── Materials provided

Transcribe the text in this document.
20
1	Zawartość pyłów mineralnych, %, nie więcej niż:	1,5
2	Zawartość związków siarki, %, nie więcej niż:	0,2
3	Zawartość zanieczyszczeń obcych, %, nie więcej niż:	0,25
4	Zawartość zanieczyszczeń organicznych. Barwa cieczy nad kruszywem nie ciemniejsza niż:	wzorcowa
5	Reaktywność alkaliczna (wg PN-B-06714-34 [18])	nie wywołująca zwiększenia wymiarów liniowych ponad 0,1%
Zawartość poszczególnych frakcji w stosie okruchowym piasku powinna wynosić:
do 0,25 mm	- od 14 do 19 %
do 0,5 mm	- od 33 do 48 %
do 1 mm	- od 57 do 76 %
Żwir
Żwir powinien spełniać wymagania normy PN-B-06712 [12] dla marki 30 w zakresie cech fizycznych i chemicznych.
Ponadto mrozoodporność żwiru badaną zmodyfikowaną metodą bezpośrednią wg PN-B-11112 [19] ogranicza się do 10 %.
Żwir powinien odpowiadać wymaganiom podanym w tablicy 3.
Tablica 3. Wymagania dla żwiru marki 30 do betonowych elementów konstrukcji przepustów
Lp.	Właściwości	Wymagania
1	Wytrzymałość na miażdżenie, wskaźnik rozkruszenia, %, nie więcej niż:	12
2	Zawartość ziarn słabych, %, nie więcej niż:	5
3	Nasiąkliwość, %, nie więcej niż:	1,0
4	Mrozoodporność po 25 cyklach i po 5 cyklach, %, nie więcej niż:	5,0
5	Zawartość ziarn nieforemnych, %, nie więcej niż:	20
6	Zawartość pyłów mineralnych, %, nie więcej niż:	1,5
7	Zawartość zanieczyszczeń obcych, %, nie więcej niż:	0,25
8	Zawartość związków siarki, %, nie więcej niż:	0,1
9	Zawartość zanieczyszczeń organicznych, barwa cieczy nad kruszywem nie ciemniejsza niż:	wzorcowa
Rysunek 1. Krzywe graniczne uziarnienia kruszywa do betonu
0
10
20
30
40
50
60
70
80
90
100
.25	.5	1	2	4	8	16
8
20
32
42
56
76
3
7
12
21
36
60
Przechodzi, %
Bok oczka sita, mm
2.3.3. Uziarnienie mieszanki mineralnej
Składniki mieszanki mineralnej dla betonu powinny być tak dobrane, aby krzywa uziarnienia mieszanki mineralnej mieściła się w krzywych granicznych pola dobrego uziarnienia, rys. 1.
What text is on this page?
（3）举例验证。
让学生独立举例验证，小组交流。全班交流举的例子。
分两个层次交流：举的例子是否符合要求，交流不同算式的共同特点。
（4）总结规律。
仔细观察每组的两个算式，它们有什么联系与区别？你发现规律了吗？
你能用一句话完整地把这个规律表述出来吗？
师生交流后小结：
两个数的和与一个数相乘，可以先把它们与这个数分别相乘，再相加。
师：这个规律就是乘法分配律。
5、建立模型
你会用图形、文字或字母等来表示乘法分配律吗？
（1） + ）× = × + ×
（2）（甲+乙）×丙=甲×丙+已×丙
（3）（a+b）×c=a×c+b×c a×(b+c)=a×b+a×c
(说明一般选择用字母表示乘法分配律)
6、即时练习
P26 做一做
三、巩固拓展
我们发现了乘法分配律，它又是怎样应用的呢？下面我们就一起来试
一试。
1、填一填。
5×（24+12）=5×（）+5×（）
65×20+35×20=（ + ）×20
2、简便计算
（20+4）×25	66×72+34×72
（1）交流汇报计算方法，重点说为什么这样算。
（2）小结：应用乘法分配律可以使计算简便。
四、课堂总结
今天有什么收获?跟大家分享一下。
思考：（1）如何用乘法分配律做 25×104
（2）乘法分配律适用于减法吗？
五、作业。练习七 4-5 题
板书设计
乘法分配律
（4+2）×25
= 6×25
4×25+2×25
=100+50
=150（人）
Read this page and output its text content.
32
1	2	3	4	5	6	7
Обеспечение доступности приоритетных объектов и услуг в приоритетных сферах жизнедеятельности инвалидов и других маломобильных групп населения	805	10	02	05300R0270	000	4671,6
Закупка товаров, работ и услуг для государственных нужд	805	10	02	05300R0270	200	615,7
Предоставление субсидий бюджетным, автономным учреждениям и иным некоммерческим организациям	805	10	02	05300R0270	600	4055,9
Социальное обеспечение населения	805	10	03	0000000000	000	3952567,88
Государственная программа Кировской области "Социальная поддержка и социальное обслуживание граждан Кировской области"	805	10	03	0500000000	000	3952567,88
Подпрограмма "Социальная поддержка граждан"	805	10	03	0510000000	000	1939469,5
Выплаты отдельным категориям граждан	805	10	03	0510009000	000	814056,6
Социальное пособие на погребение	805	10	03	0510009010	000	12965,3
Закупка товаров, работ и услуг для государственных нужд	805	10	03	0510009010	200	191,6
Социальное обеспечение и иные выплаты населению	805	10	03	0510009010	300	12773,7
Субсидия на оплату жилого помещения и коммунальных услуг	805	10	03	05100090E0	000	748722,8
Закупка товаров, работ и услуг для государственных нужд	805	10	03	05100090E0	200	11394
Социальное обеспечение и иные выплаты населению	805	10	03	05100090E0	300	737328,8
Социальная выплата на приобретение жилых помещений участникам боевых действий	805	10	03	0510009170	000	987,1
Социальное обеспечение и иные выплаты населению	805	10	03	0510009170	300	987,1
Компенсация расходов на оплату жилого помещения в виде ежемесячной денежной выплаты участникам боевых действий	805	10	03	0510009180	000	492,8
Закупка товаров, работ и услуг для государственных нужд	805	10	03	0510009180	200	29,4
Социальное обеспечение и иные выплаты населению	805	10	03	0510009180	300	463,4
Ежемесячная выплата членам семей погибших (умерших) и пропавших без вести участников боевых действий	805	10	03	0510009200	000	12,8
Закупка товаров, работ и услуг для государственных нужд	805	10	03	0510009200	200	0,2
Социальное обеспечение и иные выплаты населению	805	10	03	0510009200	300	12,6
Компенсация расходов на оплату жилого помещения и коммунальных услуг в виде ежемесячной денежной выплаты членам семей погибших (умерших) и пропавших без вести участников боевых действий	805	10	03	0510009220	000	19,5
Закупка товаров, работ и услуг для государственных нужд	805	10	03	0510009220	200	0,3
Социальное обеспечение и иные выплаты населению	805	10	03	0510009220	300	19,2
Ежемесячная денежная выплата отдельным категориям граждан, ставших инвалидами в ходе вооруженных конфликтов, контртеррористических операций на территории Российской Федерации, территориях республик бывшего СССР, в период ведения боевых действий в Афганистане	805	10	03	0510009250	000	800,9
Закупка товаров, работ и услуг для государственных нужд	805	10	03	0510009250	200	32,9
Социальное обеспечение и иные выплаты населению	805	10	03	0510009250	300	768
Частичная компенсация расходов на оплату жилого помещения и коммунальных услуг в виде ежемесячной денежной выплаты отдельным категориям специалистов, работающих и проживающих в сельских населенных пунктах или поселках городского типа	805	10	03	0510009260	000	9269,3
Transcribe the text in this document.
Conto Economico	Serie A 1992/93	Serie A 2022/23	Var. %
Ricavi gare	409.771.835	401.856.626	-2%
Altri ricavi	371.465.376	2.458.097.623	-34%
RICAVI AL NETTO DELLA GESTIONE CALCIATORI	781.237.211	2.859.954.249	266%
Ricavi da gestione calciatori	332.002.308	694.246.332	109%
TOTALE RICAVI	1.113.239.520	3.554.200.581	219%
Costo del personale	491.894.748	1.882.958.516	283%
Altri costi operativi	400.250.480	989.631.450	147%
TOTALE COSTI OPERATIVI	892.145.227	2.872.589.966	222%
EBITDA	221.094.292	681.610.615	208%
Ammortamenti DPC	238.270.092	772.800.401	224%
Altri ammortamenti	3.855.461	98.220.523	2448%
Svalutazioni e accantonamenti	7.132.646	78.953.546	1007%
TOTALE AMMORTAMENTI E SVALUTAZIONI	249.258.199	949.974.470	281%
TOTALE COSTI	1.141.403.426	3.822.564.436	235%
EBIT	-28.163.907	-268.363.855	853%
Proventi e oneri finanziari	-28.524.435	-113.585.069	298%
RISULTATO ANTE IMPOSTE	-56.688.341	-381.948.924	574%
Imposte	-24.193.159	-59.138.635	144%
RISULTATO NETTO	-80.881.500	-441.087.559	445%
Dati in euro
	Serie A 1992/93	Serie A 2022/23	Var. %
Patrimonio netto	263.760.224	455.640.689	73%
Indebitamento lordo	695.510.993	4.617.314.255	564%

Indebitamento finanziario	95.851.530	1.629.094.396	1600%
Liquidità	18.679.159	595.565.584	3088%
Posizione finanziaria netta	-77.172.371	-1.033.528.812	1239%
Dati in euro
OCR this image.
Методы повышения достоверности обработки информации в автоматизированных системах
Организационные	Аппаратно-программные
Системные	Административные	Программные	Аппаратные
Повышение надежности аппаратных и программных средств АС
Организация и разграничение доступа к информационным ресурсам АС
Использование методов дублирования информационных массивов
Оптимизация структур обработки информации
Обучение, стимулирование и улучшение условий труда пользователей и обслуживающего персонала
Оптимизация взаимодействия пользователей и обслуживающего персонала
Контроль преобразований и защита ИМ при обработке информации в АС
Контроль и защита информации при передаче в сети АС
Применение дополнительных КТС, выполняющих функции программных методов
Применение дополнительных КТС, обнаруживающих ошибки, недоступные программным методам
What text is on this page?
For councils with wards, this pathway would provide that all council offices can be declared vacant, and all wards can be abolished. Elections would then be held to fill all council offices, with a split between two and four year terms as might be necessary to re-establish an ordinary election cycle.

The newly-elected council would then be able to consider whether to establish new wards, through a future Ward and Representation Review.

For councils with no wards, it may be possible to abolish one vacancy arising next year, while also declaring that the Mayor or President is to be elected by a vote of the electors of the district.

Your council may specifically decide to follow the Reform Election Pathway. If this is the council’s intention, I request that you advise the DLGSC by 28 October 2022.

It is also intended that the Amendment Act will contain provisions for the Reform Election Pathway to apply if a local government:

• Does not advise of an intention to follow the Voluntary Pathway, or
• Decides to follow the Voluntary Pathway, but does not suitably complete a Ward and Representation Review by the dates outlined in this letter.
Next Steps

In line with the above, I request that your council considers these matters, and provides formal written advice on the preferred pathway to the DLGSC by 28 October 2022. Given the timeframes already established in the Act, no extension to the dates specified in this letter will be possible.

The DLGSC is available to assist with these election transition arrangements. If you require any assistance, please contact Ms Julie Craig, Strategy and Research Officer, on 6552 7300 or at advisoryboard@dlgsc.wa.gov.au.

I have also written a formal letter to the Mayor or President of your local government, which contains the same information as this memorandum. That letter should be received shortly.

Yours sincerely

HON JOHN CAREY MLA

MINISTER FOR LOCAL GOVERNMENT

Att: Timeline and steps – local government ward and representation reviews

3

────

### Aim
Only the number is required: the count of lines containing the word "intention".

### Solution to this task
2